— Begin —

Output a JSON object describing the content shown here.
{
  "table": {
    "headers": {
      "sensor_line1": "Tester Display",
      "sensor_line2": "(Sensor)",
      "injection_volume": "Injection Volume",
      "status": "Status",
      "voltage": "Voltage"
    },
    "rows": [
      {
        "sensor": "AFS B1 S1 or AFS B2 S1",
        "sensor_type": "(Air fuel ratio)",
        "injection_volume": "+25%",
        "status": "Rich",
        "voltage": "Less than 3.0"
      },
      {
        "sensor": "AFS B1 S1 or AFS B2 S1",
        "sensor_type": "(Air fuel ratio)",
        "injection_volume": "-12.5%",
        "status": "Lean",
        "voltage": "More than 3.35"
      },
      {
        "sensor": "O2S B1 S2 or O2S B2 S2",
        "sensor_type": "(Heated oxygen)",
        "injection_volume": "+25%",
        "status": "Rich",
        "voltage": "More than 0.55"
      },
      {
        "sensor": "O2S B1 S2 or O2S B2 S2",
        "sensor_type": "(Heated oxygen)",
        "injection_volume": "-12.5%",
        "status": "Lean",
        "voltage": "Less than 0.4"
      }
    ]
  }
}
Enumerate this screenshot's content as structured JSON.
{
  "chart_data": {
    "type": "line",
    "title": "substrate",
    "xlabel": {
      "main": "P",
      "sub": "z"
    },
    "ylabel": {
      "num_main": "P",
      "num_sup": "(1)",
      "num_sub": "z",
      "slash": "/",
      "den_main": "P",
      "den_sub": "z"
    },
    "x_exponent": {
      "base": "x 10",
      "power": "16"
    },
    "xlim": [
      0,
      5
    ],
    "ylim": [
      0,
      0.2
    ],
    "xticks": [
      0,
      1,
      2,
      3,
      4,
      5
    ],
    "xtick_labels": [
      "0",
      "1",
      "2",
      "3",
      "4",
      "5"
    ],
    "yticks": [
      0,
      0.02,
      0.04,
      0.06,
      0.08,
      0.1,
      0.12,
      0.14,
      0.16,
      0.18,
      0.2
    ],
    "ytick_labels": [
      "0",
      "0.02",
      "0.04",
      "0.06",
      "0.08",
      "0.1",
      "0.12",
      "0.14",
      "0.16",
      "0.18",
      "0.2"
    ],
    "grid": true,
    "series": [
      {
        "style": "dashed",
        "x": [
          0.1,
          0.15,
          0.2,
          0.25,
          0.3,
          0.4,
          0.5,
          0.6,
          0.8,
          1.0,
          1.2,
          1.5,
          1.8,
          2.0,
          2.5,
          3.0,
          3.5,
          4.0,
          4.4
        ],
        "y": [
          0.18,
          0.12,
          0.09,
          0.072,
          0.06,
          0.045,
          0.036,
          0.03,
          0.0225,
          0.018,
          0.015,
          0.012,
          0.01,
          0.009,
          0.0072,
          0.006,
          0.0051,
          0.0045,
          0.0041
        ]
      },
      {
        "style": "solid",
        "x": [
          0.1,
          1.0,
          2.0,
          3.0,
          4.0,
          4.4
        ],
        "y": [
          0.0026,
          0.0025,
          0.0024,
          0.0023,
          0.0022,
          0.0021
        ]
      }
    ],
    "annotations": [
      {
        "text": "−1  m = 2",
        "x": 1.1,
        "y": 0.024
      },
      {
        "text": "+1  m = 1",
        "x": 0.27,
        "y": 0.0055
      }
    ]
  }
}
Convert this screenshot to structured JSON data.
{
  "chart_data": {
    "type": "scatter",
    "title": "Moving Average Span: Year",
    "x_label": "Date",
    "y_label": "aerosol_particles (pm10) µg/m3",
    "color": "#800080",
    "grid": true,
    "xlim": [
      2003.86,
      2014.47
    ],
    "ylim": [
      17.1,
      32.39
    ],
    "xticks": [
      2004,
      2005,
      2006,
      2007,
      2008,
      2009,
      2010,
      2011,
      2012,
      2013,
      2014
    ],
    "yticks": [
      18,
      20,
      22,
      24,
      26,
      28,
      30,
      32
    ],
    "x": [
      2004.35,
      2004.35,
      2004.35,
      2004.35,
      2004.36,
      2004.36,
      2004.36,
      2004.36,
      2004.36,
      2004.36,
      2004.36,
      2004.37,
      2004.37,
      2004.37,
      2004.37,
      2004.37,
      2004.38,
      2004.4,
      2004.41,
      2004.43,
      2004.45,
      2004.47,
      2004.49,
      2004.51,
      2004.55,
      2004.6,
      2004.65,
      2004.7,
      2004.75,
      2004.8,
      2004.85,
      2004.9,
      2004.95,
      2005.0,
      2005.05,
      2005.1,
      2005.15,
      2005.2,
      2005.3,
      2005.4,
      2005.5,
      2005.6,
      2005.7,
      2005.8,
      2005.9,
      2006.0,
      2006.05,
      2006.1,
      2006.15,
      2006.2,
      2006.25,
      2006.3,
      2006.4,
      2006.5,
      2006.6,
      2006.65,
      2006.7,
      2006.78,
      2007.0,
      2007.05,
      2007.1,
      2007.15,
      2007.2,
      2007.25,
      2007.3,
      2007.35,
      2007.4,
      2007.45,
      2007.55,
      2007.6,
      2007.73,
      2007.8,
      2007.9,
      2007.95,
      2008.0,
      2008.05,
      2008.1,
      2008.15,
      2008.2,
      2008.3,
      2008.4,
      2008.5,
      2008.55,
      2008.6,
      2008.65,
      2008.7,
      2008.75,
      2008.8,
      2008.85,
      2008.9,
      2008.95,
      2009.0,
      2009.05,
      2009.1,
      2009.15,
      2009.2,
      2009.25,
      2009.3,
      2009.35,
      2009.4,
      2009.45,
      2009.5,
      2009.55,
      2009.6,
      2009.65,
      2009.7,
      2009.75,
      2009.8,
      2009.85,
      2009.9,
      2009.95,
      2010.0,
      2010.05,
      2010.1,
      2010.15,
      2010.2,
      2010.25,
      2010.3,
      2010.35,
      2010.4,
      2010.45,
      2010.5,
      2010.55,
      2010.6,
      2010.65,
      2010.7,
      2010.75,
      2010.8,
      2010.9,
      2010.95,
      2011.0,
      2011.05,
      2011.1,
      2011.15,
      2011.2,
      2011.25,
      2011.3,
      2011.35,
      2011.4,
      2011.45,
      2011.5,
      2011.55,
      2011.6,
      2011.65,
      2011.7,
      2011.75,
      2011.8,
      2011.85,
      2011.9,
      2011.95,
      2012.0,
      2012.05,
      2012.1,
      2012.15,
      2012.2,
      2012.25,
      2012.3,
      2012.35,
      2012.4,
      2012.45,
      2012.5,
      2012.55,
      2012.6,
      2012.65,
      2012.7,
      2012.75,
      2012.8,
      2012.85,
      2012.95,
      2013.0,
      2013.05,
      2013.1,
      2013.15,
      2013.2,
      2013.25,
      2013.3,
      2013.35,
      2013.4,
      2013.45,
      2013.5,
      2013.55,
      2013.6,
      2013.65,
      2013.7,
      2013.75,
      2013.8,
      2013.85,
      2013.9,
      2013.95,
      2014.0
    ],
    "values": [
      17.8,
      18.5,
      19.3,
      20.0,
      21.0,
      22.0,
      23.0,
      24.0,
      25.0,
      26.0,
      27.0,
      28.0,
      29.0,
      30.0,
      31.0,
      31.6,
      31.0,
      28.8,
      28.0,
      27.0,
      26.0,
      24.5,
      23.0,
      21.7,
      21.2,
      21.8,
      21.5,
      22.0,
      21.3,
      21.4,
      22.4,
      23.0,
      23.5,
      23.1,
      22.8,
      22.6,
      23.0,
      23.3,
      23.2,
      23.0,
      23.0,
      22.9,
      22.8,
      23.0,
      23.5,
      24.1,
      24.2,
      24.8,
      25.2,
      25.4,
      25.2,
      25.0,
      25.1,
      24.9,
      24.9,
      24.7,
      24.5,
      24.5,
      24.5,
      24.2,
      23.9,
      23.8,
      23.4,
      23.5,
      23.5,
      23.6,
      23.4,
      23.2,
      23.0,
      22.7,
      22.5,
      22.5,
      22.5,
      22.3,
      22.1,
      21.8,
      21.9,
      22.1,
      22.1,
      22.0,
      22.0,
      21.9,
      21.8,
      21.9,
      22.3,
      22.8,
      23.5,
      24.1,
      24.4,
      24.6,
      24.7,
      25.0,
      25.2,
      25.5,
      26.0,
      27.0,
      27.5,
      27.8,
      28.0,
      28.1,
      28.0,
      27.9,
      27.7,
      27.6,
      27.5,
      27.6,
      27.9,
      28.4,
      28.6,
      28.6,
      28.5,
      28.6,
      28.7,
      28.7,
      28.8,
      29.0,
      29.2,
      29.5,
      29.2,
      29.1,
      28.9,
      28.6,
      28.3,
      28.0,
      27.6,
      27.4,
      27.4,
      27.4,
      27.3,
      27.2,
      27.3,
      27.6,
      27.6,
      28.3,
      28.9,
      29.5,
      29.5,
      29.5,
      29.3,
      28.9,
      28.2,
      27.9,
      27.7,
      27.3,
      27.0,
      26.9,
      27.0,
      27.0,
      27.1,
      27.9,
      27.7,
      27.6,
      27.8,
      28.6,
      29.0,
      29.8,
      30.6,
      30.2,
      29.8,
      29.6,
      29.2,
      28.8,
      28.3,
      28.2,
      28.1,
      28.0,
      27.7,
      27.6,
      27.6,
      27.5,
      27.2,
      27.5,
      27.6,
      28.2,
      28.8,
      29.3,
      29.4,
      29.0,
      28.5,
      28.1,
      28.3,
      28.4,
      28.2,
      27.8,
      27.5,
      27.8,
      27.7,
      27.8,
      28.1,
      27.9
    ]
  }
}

— End —

Find all the lines containing "this" in the material, then copy them.

Output:
Enumerate this screenshot's content as structured JSON.
Convert this screenshot to structured JSON data.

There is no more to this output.